[Data entries]
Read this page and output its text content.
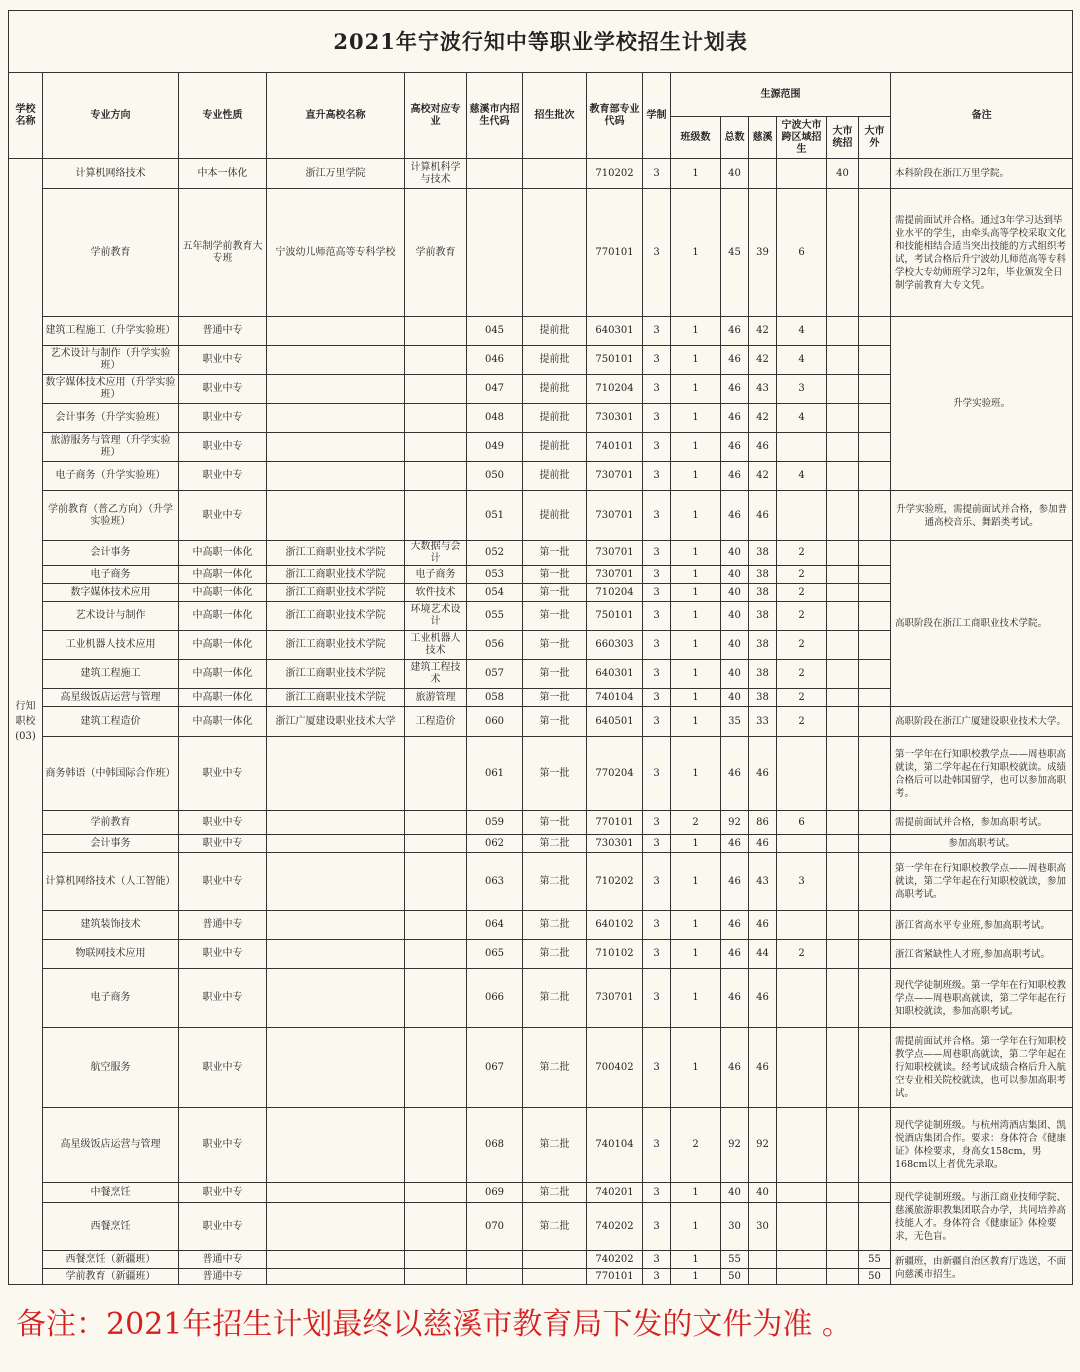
2021年宁波行知中等职业学校招生计划表															
学校名称	专业方向	专业性质	直升高校名称	高校对应专业	慈溪市内招生代码	招生批次	教育部专业代码	学制	生源范围						备注
									班级数	总数	慈溪	宁波大市跨区域招生	大市统招	大市外	
行知职校(03)	计算机网络技术	中本一体化	浙江万里学院	计算机科学与技术			710202	3	1	40			40		本科阶段在浙江万里学院。
	学前教育	五年制学前教育大专班	宁波幼儿师范高等专科学校	学前教育			770101	3	1	45	39	6			需提前面试并合格。通过3年学习达到毕业水平的学生，由牵头高等学校采取文化和技能相结合适当突出技能的方式组织考试，考试合格后升宁波幼儿师范高等专科学校大专幼师班学习2年，毕业颁发全日制学前教育大专文凭。
	建筑工程施工（升学实验班）	普通中专			045	提前批	640301	3	1	46	42	4			升学实验班。
	艺术设计与制作（升学实验班）	职业中专			046	提前批	750101	3	1	46	42	4			
	数字媒体技术应用（升学实验班）	职业中专			047	提前批	710204	3	1	46	43	3			
	会计事务（升学实验班）	职业中专			048	提前批	730301	3	1	46	42	4			
	旅游服务与管理（升学实验班）	职业中专			049	提前批	740101	3	1	46	46				
	电子商务（升学实验班）	职业中专			050	提前批	730701	3	1	46	42	4			
	学前教育（普乙方向）（升学实验班）	职业中专			051	提前批	730701	3	1	46	46				升学实验班，需提前面试并合格，参加普通高校音乐、舞蹈类考试。
	会计事务	中高职一体化	浙江工商职业技术学院	大数据与会计	052	第一批	730701	3	1	40	38	2			高职阶段在浙江工商职业技术学院。
	电子商务	中高职一体化	浙江工商职业技术学院	电子商务	053	第一批	730701	3	1	40	38	2			
	数字媒体技术应用	中高职一体化	浙江工商职业技术学院	软件技术	054	第一批	710204	3	1	40	38	2			
	艺术设计与制作	中高职一体化	浙江工商职业技术学院	环境艺术设计	055	第一批	750101	3	1	40	38	2			
	工业机器人技术应用	中高职一体化	浙江工商职业技术学院	工业机器人技术	056	第一批	660303	3	1	40	38	2			
	建筑工程施工	中高职一体化	浙江工商职业技术学院	建筑工程技术	057	第一批	640301	3	1	40	38	2			
	高星级饭店运营与管理	中高职一体化	浙江工商职业技术学院	旅游管理	058	第一批	740104	3	1	40	38	2			
	建筑工程造价	中高职一体化	浙江广厦建设职业技术大学	工程造价	060	第一批	640501	3	1	35	33	2			高职阶段在浙江广厦建设职业技术大学。
	商务韩语（中韩国际合作班）	职业中专			061	第一批	770204	3	1	46	46				第一学年在行知职校教学点——周巷职高就读，第二学年起在行知职校就读。成绩合格后可以赴韩国留学，也可以参加高职考。
	学前教育	职业中专			059	第一批	770101	3	2	92	86	6			需提前面试并合格，参加高职考试。
	会计事务	职业中专			062	第二批	730301	3	1	46	46				参加高职考试。
	计算机网络技术（人工智能）	职业中专			063	第二批	710202	3	1	46	43	3			第一学年在行知职校教学点——周巷职高就读，第二学年起在行知职校就读，参加高职考试。
	建筑装饰技术	普通中专			064	第二批	640102	3	1	46	46				浙江省高水平专业班,参加高职考试。
	物联网技术应用	职业中专			065	第二批	710102	3	1	46	44	2			浙江省紧缺性人才班,参加高职考试。
	电子商务	职业中专			066	第二批	730701	3	1	46	46				现代学徒制班级。第一学年在行知职校教学点——周巷职高就读，第二学年起在行知职校就读，参加高职考试。
	航空服务	职业中专			067	第二批	700402	3	1	46	46				需提前面试并合格。第一学年在行知职校教学点——周巷职高就读，第二学年起在行知职校就读。经考试成绩合格后升入航空专业相关院校就读，也可以参加高职考试。
	高星级饭店运营与管理	职业中专			068	第二批	740104	3	2	92	92				现代学徒制班级。与杭州湾酒店集团、凯悦酒店集团合作。要求：身体符合《健康证》体检要求，身高女158cm，男168cm以上者优先录取。
	中餐烹饪	职业中专			069	第二批	740201	3	1	40	40				现代学徒制班级。与浙江商业技师学院、慈溪旅游职教集团联合办学，共同培养高技能人才。身体符合《健康证》体检要求，无色盲。
	西餐烹饪	职业中专			070	第二批	740202	3	1	30	30				
	西餐烹饪（新疆班）	普通中专					740202	3	1	55				55	新疆班，由新疆自治区教育厅选送，不面向慈溪市招生。
	学前教育（新疆班）	普通中专					770101	3	1	50				50	
备注：2021年招生计划最终以慈溪市教育局下发的文件为准 。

Given instruction: Transcribe the full listing above exactly as it stands, minus the pictures.

Worked answer:
Read this page and output its text content.
2021年宁波行知中等职业学校招生计划表															
学校名称	专业方向	专业性质	直升高校名称	高校对应专业	慈溪市内招生代码	招生批次	教育部专业代码	学制	生源范围						备注
									班级数	总数	慈溪	宁波大市跨区域招生	大市统招	大市外	
行知职校(03)	计算机网络技术	中本一体化	浙江万里学院	计算机科学与技术			710202	3	1	40			40		本科阶段在浙江万里学院。
	学前教育	五年制学前教育大专班	宁波幼儿师范高等专科学校	学前教育			770101	3	1	45	39	6			需提前面试并合格。通过3年学习达到毕业水平的学生，由牵头高等学校采取文化和技能相结合适当突出技能的方式组织考试，考试合格后升宁波幼儿师范高等专科学校大专幼师班学习2年，毕业颁发全日制学前教育大专文凭。
	建筑工程施工（升学实验班）	普通中专			045	提前批	640301	3	1	46	42	4			升学实验班。
	艺术设计与制作（升学实验班）	职业中专			046	提前批	750101	3	1	46	42	4			
	数字媒体技术应用（升学实验班）	职业中专			047	提前批	710204	3	1	46	43	3			
	会计事务（升学实验班）	职业中专			048	提前批	730301	3	1	46	42	4			
	旅游服务与管理（升学实验班）	职业中专			049	提前批	740101	3	1	46	46				
	电子商务（升学实验班）	职业中专			050	提前批	730701	3	1	46	42	4			
	学前教育（普乙方向）（升学实验班）	职业中专			051	提前批	730701	3	1	46	46				升学实验班，需提前面试并合格，参加普通高校音乐、舞蹈类考试。
	会计事务	中高职一体化	浙江工商职业技术学院	大数据与会计	052	第一批	730701	3	1	40	38	2			高职阶段在浙江工商职业技术学院。
	电子商务	中高职一体化	浙江工商职业技术学院	电子商务	053	第一批	730701	3	1	40	38	2			
	数字媒体技术应用	中高职一体化	浙江工商职业技术学院	软件技术	054	第一批	710204	3	1	40	38	2			
	艺术设计与制作	中高职一体化	浙江工商职业技术学院	环境艺术设计	055	第一批	750101	3	1	40	38	2			
	工业机器人技术应用	中高职一体化	浙江工商职业技术学院	工业机器人技术	056	第一批	660303	3	1	40	38	2			
	建筑工程施工	中高职一体化	浙江工商职业技术学院	建筑工程技术	057	第一批	640301	3	1	40	38	2			
	高星级饭店运营与管理	中高职一体化	浙江工商职业技术学院	旅游管理	058	第一批	740104	3	1	40	38	2			
	建筑工程造价	中高职一体化	浙江广厦建设职业技术大学	工程造价	060	第一批	640501	3	1	35	33	2			高职阶段在浙江广厦建设职业技术大学。
	商务韩语（中韩国际合作班）	职业中专			061	第一批	770204	3	1	46	46				第一学年在行知职校教学点——周巷职高就读，第二学年起在行知职校就读。成绩合格后可以赴韩国留学，也可以参加高职考。
	学前教育	职业中专			059	第一批	770101	3	2	92	86	6			需提前面试并合格，参加高职考试。
	会计事务	职业中专			062	第二批	730301	3	1	46	46				参加高职考试。
	计算机网络技术（人工智能）	职业中专			063	第二批	710202	3	1	46	43	3			第一学年在行知职校教学点——周巷职高就读，第二学年起在行知职校就读，参加高职考试。
	建筑装饰技术	普通中专			064	第二批	640102	3	1	46	46				浙江省高水平专业班,参加高职考试。
	物联网技术应用	职业中专			065	第二批	710102	3	1	46	44	2			浙江省紧缺性人才班,参加高职考试。
	电子商务	职业中专			066	第二批	730701	3	1	46	46				现代学徒制班级。第一学年在行知职校教学点——周巷职高就读，第二学年起在行知职校就读，参加高职考试。
	航空服务	职业中专			067	第二批	700402	3	1	46	46				需提前面试并合格。第一学年在行知职校教学点——周巷职高就读，第二学年起在行知职校就读。经考试成绩合格后升入航空专业相关院校就读，也可以参加高职考试。
	高星级饭店运营与管理	职业中专			068	第二批	740104	3	2	92	92				现代学徒制班级。与杭州湾酒店集团、凯悦酒店集团合作。要求：身体符合《健康证》体检要求，身高女158cm，男168cm以上者优先录取。
	中餐烹饪	职业中专			069	第二批	740201	3	1	40	40				现代学徒制班级。与浙江商业技师学院、慈溪旅游职教集团联合办学，共同培养高技能人才。身体符合《健康证》体检要求，无色盲。
	西餐烹饪	职业中专			070	第二批	740202	3	1	30	30				
	西餐烹饪（新疆班）	普通中专					740202	3	1	55				55	新疆班，由新疆自治区教育厅选送，不面向慈溪市招生。
	学前教育（新疆班）	普通中专					770101	3	1	50				50	
备注：2021年招生计划最终以慈溪市教育局下发的文件为准 。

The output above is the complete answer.